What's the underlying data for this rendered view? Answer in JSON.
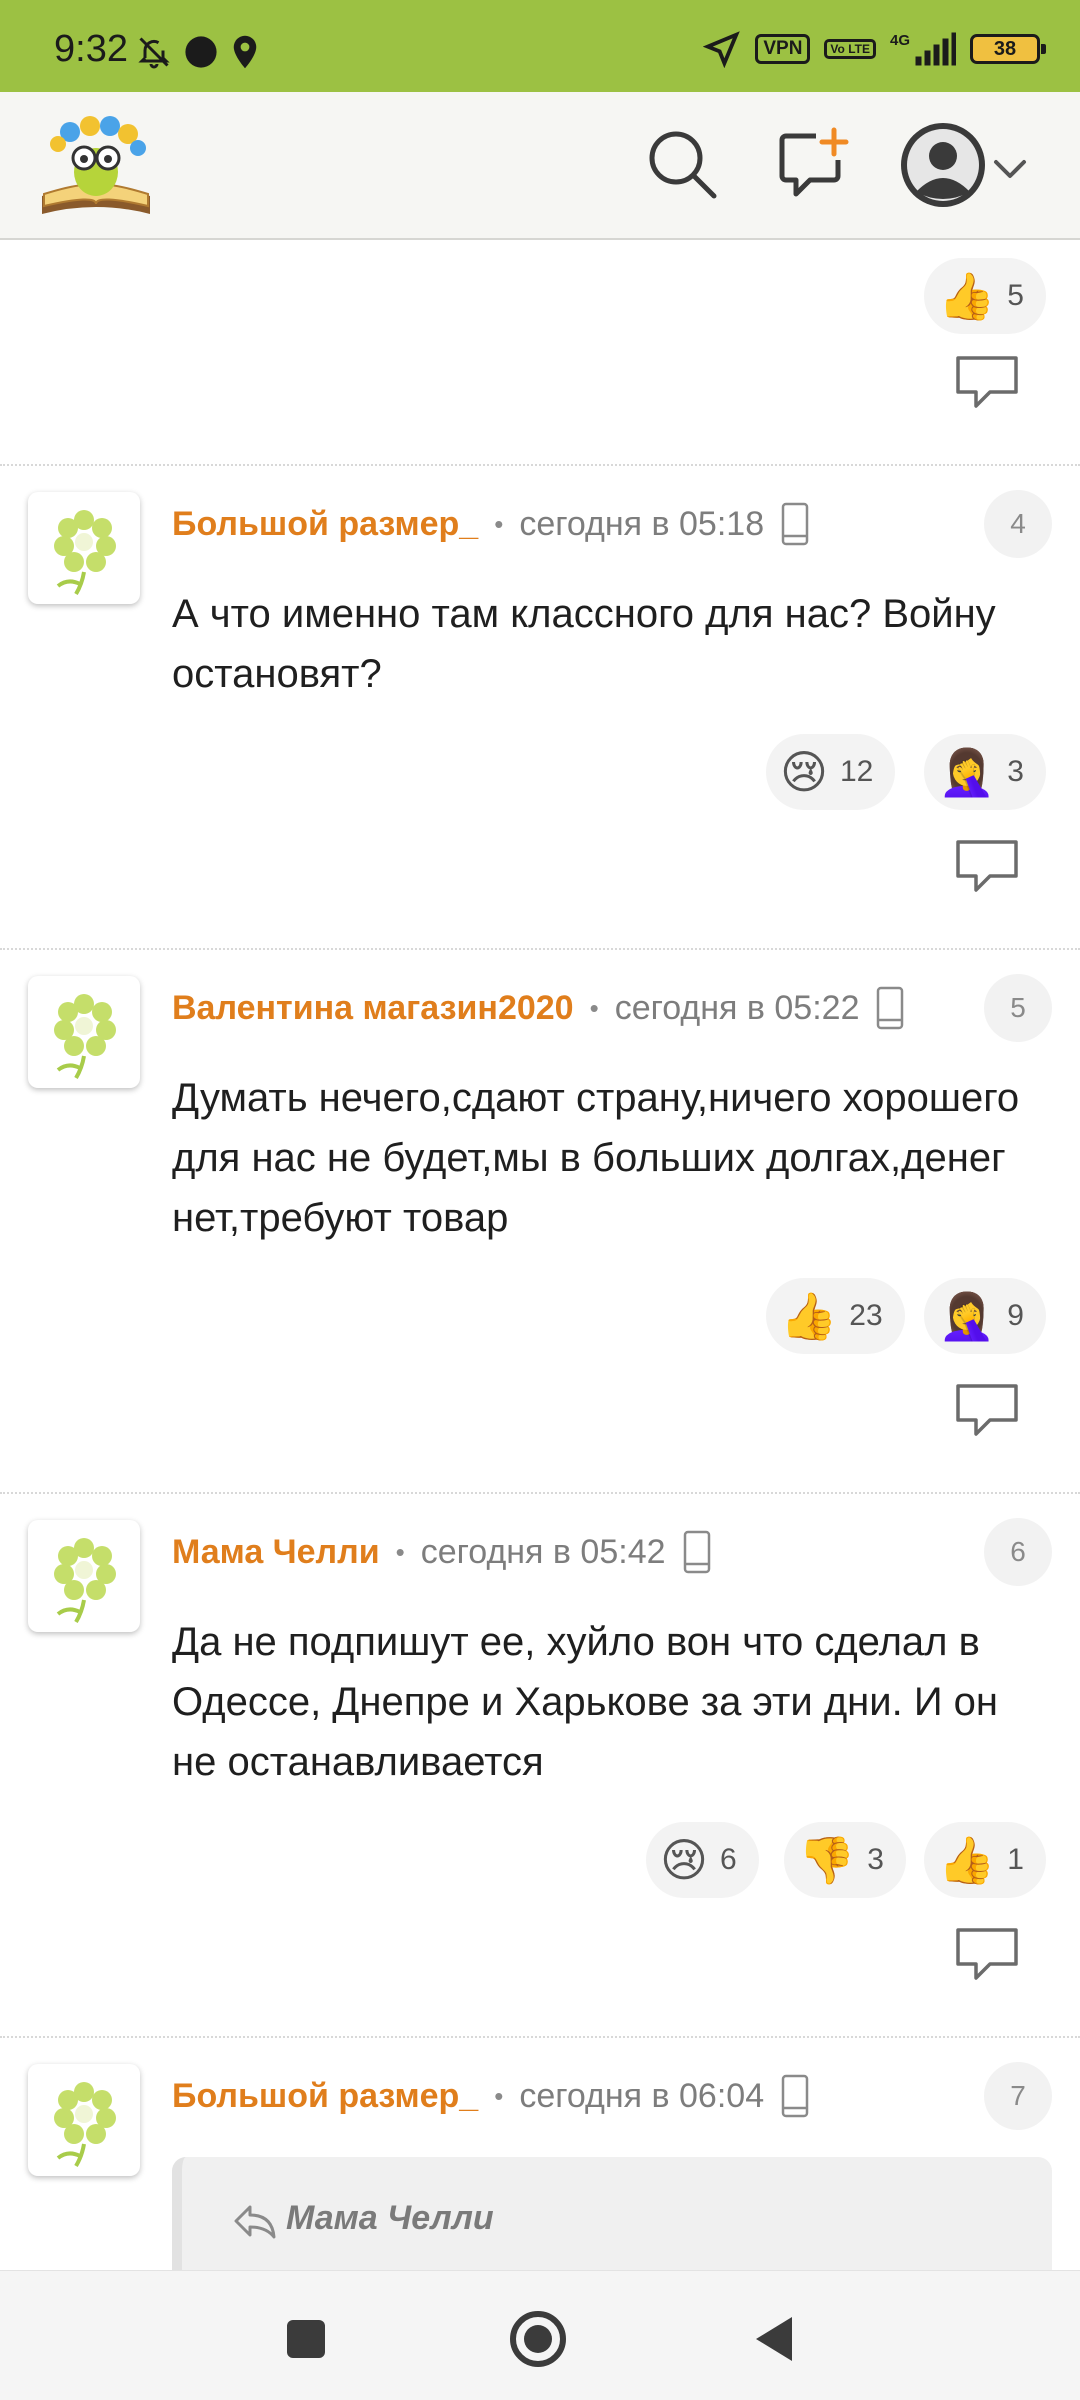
{
  "status_bar": {
    "time": "9:32",
    "vpn": "VPN",
    "volte": "Vo LTE",
    "network": "4G",
    "battery": "38",
    "icons": [
      "bell-off-icon",
      "dot-icon",
      "location-pin-icon",
      "navigation-arrow-icon",
      "signal-icon"
    ]
  },
  "header": {
    "logo_icon": "bookworm-logo-icon",
    "search_icon": "search-icon",
    "new_post_icon": "new-post-icon",
    "profile_icon": "profile-avatar-icon",
    "menu_icon": "chevron-down-icon"
  },
  "top_partial": {
    "reactions": [
      {
        "emoji": "👍",
        "count": "5"
      }
    ],
    "reply_icon": "reply-speech-bubble-icon"
  },
  "comments": [
    {
      "number": "4",
      "author": "Большой размер_",
      "time": "сегодня в 05:18",
      "device_icon": "mobile-phone-icon",
      "text": "А что именно там классного для нас? Войну остановят?",
      "reactions": [
        {
          "emoji": "😢",
          "count": "12"
        },
        {
          "emoji": "🤦‍♀️",
          "count": "3"
        }
      ]
    },
    {
      "number": "5",
      "author": "Валентина магазин2020",
      "time": "сегодня в 05:22",
      "device_icon": "mobile-phone-icon",
      "text": "Думать нечего,сдают страну,ничего хорошего для нас не будет,мы в больших долгах,денег нет,требуют товар",
      "reactions": [
        {
          "emoji": "👍",
          "count": "23"
        },
        {
          "emoji": "🤦‍♀️",
          "count": "9"
        }
      ]
    },
    {
      "number": "6",
      "author": "Мама Челли",
      "time": "сегодня в 05:42",
      "device_icon": "mobile-phone-icon",
      "text": "Да не подпишут ее, хуйло вон что сделал в Одессе, Днепре и Харькове за эти дни. И он не останавливается",
      "reactions": [
        {
          "emoji": "😢",
          "count": "6"
        },
        {
          "emoji": "👎",
          "count": "3"
        },
        {
          "emoji": "👍",
          "count": "1"
        }
      ]
    },
    {
      "number": "7",
      "author": "Большой размер_",
      "time": "сегодня в 06:04",
      "device_icon": "mobile-phone-icon",
      "quote_author": "Мама Челли"
    }
  ],
  "nav": {
    "recents_icon": "square-recents-icon",
    "home_icon": "circle-home-icon",
    "back_icon": "triangle-back-icon"
  },
  "colors": {
    "status_bar": "#9cc143",
    "author": "#e07e1c",
    "header_bg": "#f6f6f3"
  }
}
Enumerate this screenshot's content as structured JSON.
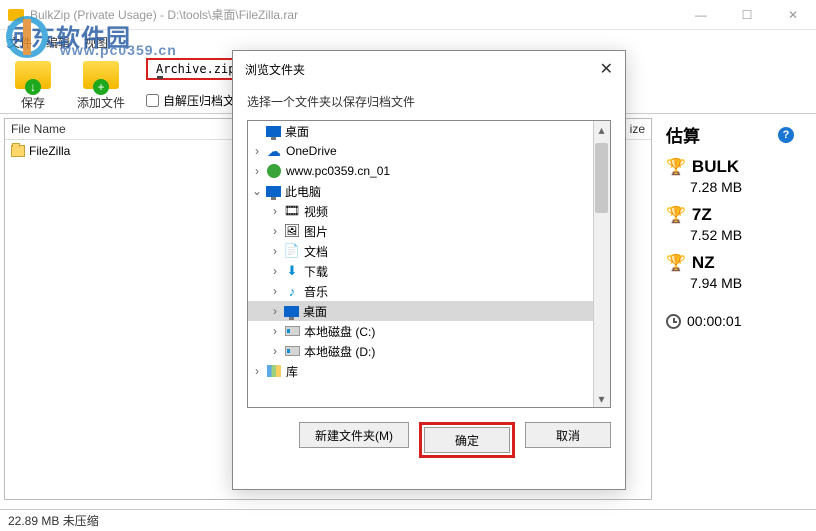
{
  "titlebar": {
    "text": "BulkZip (Private Usage) - D:\\tools\\桌面\\FileZilla.rar"
  },
  "watermark": {
    "text": "河东软件园",
    "url": "www.pc0359.cn"
  },
  "menu": {
    "file": "文件",
    "edit": "编辑",
    "view": "视图"
  },
  "toolbar": {
    "save": "保存",
    "addfile": "添加文件",
    "archivename": "Archive.zip",
    "selfextract": "自解压归档文"
  },
  "filehdr": {
    "name": "File Name",
    "size": "ize"
  },
  "files": {
    "r0": "FileZilla"
  },
  "est": {
    "title": "估算",
    "items": [
      {
        "name": "BULK",
        "size": "7.28 MB"
      },
      {
        "name": "7Z",
        "size": "7.52 MB"
      },
      {
        "name": "NZ",
        "size": "7.94 MB"
      }
    ],
    "time": "00:00:01"
  },
  "status": {
    "text": "22.89 MB 未压缩"
  },
  "dialog": {
    "title": "浏览文件夹",
    "subtitle": "选择一个文件夹以保存归档文件",
    "tree": {
      "desktop": "桌面",
      "onedrive": "OneDrive",
      "user": "www.pc0359.cn_01",
      "thispc": "此电脑",
      "video": "视频",
      "pictures": "图片",
      "documents": "文档",
      "downloads": "下载",
      "music": "音乐",
      "desktop2": "桌面",
      "cdrive": "本地磁盘 (C:)",
      "ddrive": "本地磁盘 (D:)",
      "libraries": "库"
    },
    "btn_new": "新建文件夹(M)",
    "btn_ok": "确定",
    "btn_cancel": "取消"
  }
}
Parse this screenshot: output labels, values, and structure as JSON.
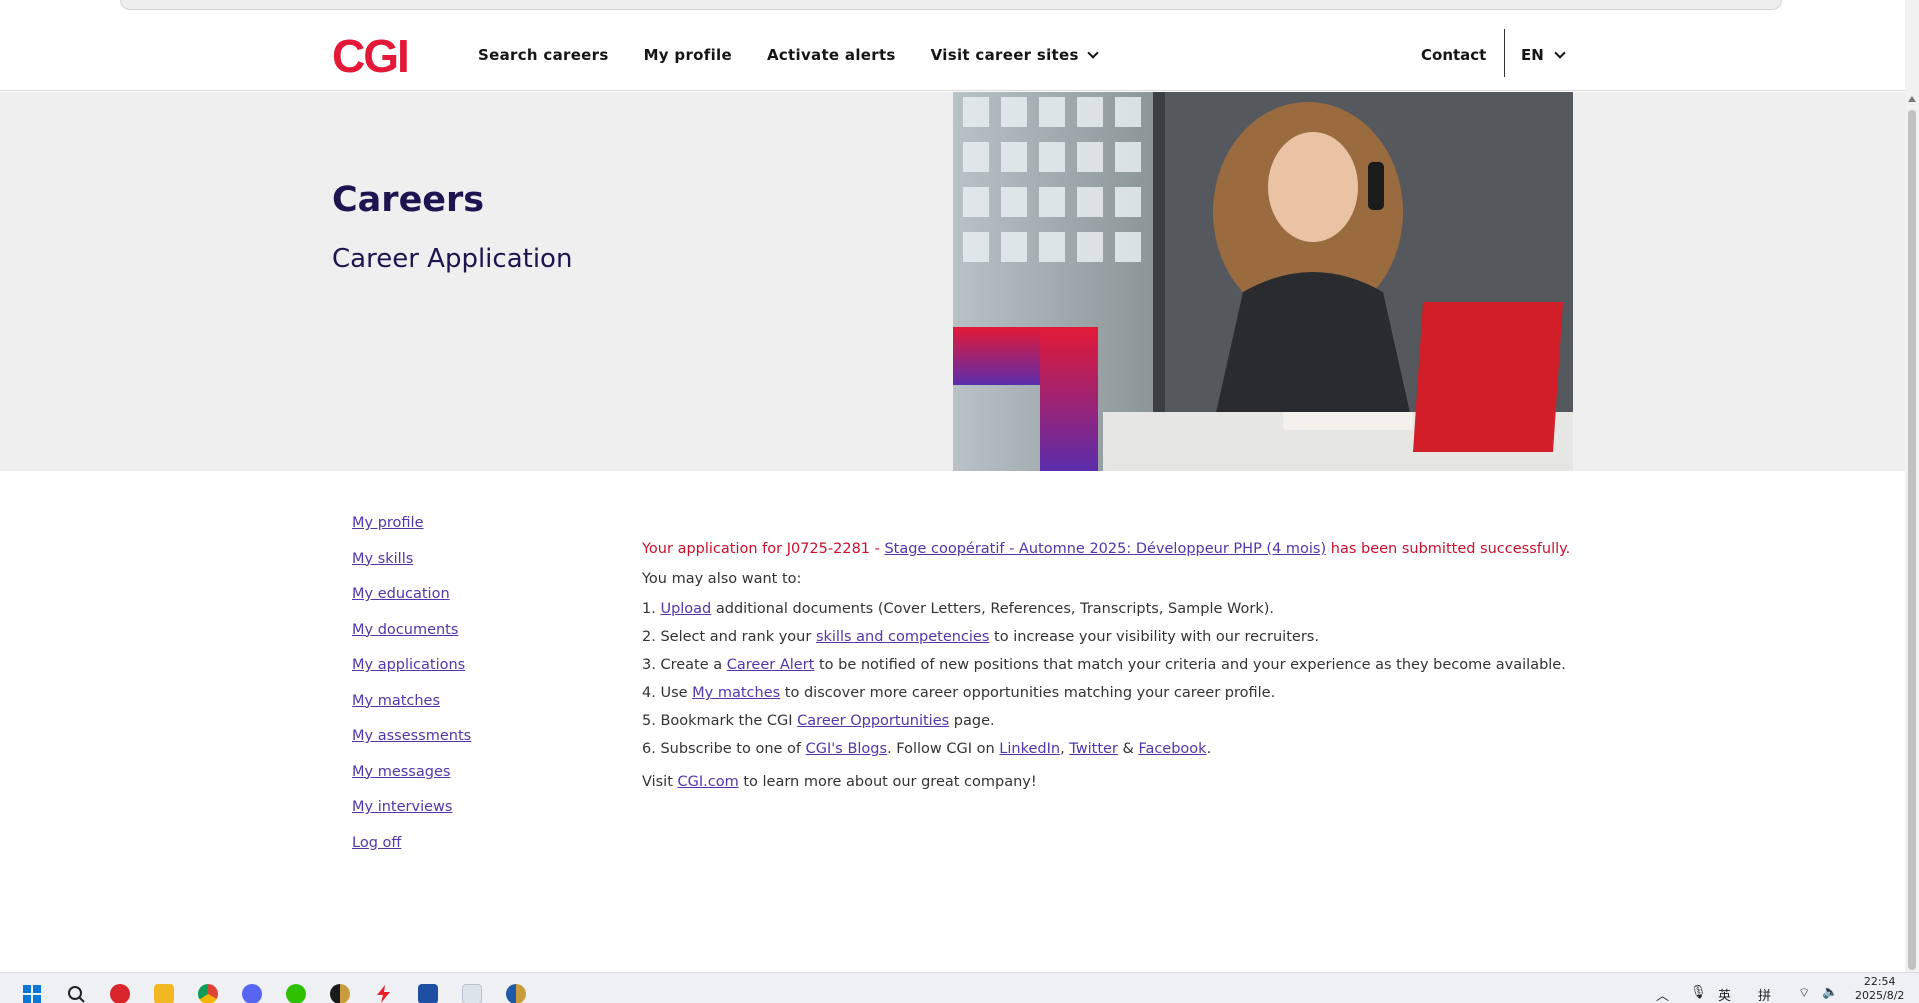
{
  "header": {
    "logo_text": "CGI",
    "nav": [
      "Search careers",
      "My profile",
      "Activate alerts",
      "Visit career sites"
    ],
    "contact_label": "Contact",
    "language_label": "EN"
  },
  "hero": {
    "title": "Careers",
    "subtitle": "Career Application"
  },
  "sidebar": {
    "links": [
      "My profile",
      "My skills",
      "My education",
      "My documents",
      "My applications",
      "My matches",
      "My assessments",
      "My messages",
      "My interviews",
      "Log off"
    ]
  },
  "content": {
    "success_prefix": "Your application for J0725-2281 - ",
    "job_link": "Stage coopératif - Automne 2025: Développeur PHP (4 mois)",
    "success_suffix": " has been submitted successfully.",
    "intro": "You may also want to:",
    "steps": [
      {
        "num": "1. ",
        "link": "Upload",
        "text": " additional documents (Cover Letters, References, Transcripts, Sample Work)."
      },
      {
        "num": "2. ",
        "pre": "Select and rank your ",
        "link": "skills and competencies",
        "text": " to increase your visibility with our recruiters."
      },
      {
        "num": "3. ",
        "pre": "Create a ",
        "link": "Career Alert",
        "text": " to be notified of new positions that match your criteria and your experience as they become available."
      },
      {
        "num": "4. ",
        "pre": "Use ",
        "link": "My matches",
        "text": " to discover more career opportunities matching your career profile."
      },
      {
        "num": "5. ",
        "pre": "Bookmark the CGI ",
        "link": "Career Opportunities",
        "text": " page."
      },
      {
        "num": "6. ",
        "pre": "Subscribe to one of ",
        "link": "CGI's Blogs",
        "text": ". Follow CGI on ",
        "link2": "LinkedIn",
        "sep2": ", ",
        "link3": "Twitter",
        "sep3": " & ",
        "link4": "Facebook",
        "end": "."
      }
    ],
    "visit_prefix": "Visit ",
    "visit_link": "CGI.com",
    "visit_suffix": " to learn more about our great company!"
  },
  "taskbar": {
    "tray_ime": "英",
    "tray_pinyin": "拼",
    "clock_time": "22:54",
    "clock_date": "2025/8/2"
  },
  "colors": {
    "brand_red": "#e31937",
    "brand_purple": "#5236ab",
    "hero_title": "#1e1450",
    "success_red": "#c8102e"
  }
}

## Requirement
Tally the lines above containing "content". Answer with the count only.

## Solution for this exercise
2